Stored data
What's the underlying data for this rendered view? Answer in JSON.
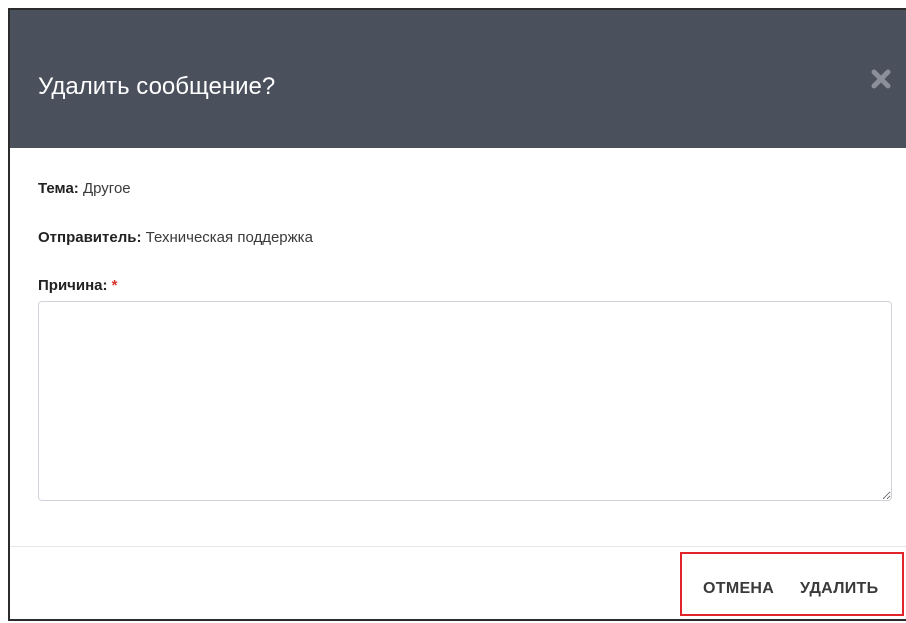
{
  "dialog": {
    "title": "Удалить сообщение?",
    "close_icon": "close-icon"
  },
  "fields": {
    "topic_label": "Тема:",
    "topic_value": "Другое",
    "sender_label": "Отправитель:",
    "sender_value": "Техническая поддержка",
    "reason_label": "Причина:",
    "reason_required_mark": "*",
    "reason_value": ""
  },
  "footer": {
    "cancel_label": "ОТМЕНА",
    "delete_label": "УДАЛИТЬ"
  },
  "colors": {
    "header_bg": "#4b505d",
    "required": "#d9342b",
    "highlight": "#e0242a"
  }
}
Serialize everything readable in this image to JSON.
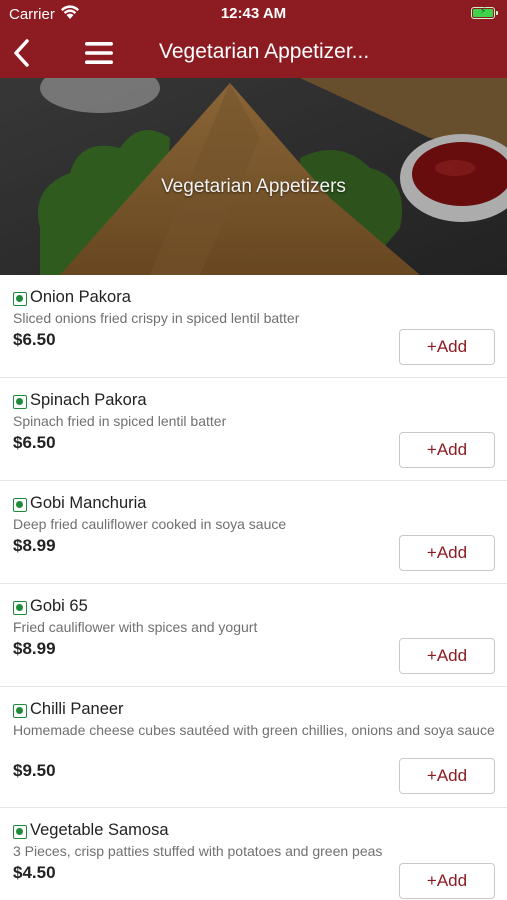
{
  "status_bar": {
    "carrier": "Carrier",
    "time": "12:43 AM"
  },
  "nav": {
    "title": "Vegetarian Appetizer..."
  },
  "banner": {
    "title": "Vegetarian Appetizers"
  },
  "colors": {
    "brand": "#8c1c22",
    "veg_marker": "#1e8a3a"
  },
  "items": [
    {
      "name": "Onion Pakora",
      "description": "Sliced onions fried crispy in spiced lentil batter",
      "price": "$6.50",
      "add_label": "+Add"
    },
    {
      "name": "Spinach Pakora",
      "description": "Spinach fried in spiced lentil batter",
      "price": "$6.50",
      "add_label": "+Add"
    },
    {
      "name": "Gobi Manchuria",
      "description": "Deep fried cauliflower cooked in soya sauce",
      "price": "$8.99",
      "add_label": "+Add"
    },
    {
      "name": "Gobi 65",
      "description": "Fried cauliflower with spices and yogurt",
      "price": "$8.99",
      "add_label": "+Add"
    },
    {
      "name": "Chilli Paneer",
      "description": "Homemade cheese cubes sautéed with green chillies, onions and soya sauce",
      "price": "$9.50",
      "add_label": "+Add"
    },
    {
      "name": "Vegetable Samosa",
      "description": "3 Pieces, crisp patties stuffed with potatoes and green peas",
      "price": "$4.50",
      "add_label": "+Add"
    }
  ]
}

■ WORK INSTRUCTIONS ■
Copy in full each line that holds the word "cauliflower".

■ FINAL RESULT ■
      "description": "Deep fried cauliflower cooked in soya sauce",
      "description": "Fried cauliflower with spices and yogurt",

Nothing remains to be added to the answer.